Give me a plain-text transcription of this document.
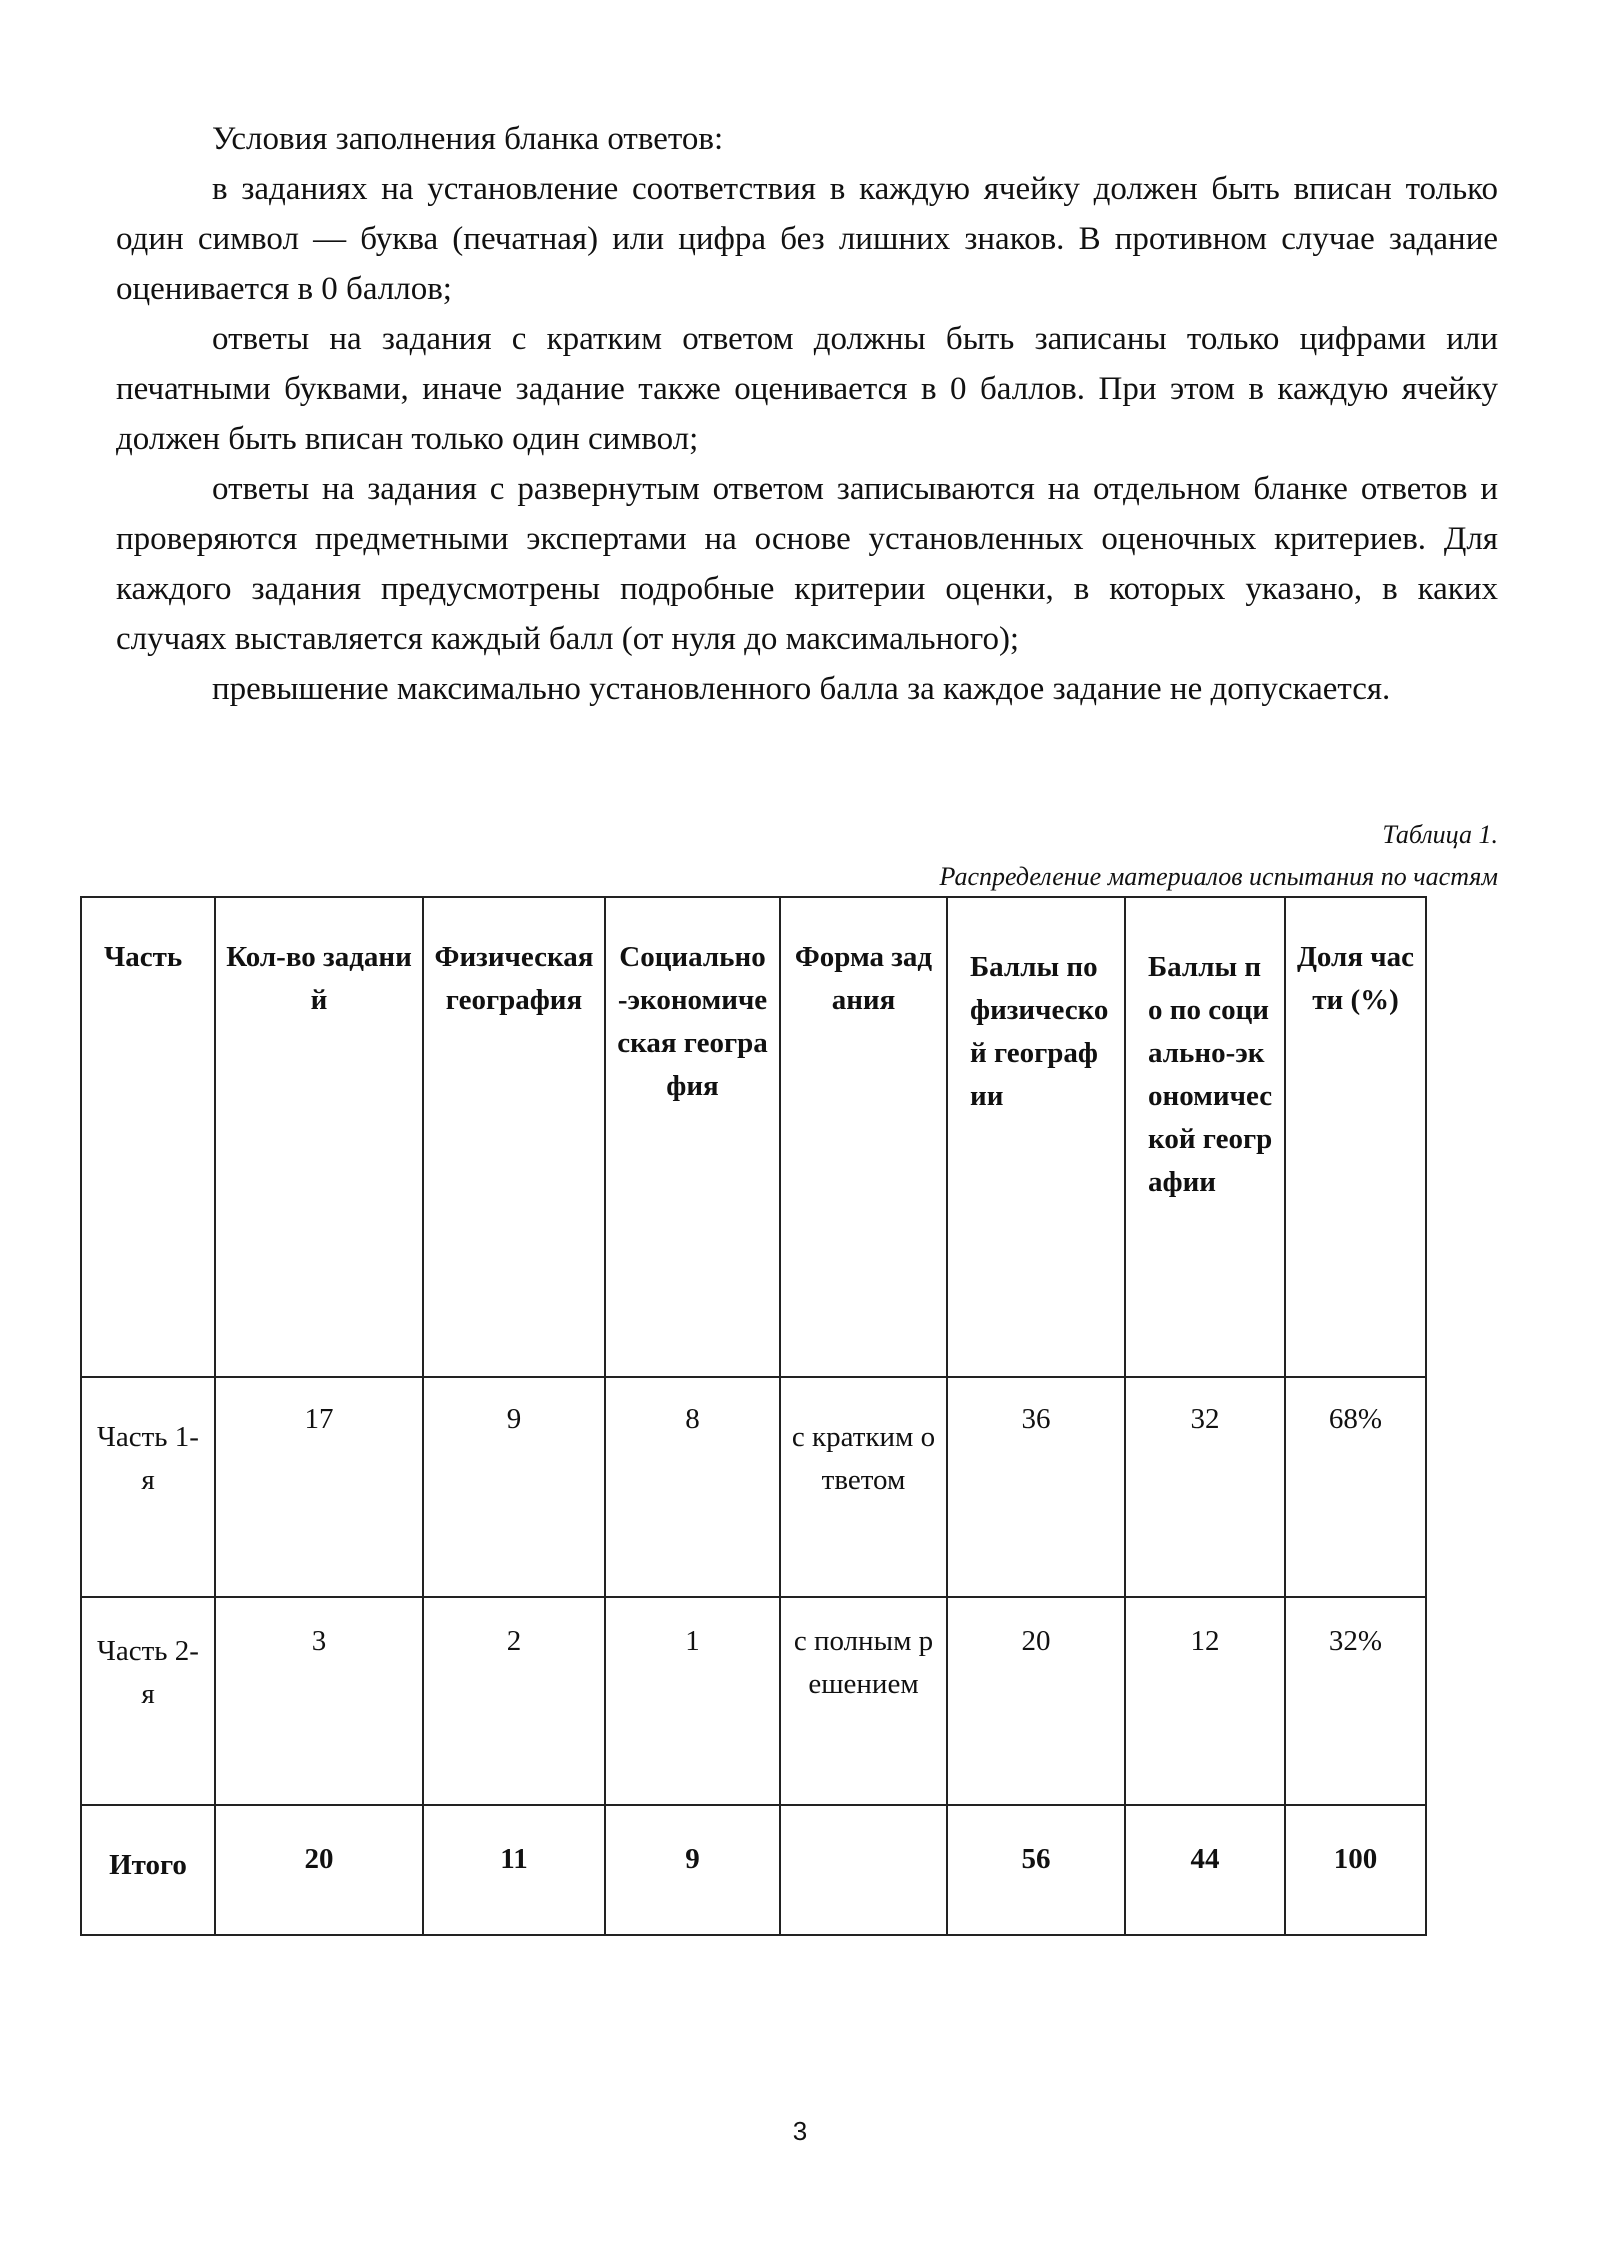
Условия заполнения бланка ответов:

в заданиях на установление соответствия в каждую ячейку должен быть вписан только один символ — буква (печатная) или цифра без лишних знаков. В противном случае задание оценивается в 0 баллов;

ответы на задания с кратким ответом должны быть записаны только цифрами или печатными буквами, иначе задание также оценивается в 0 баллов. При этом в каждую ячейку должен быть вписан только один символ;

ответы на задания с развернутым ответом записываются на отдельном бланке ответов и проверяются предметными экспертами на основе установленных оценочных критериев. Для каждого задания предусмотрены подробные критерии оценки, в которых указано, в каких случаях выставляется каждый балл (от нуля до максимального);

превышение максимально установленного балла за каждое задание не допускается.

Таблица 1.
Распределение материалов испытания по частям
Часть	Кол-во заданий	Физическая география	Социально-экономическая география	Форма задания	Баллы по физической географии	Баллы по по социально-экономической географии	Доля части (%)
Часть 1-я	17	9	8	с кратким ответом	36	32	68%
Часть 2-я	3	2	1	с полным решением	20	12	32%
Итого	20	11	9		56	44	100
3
_ _ _ _ _ _ _
:: TASK DIRECTIONS ::
The records above must be printed exactly; the pictures stay out.

:: TASK OUTPUT ::
Give me a plain-text transcription of this document.
Условия заполнения бланка ответов:

в заданиях на установление соответствия в каждую ячейку должен быть вписан только один символ — буква (печатная) или цифра без лишних знаков. В противном случае задание оценивается в 0 баллов;

ответы на задания с кратким ответом должны быть записаны только цифрами или печатными буквами, иначе задание также оценивается в 0 баллов. При этом в каждую ячейку должен быть вписан только один символ;

ответы на задания с развернутым ответом записываются на отдельном бланке ответов и проверяются предметными экспертами на основе установленных оценочных критериев. Для каждого задания предусмотрены подробные критерии оценки, в которых указано, в каких случаях выставляется каждый балл (от нуля до максимального);

превышение максимально установленного балла за каждое задание не допускается.

Таблица 1.
Распределение материалов испытания по частям
Часть	Кол-во заданий	Физическая география	Социально-экономическая география	Форма задания	Баллы по физической географии	Баллы по по социально-экономической географии	Доля части (%)
Часть 1-я	17	9	8	с кратким ответом	36	32	68%
Часть 2-я	3	2	1	с полным решением	20	12	32%
Итого	20	11	9		56	44	100
3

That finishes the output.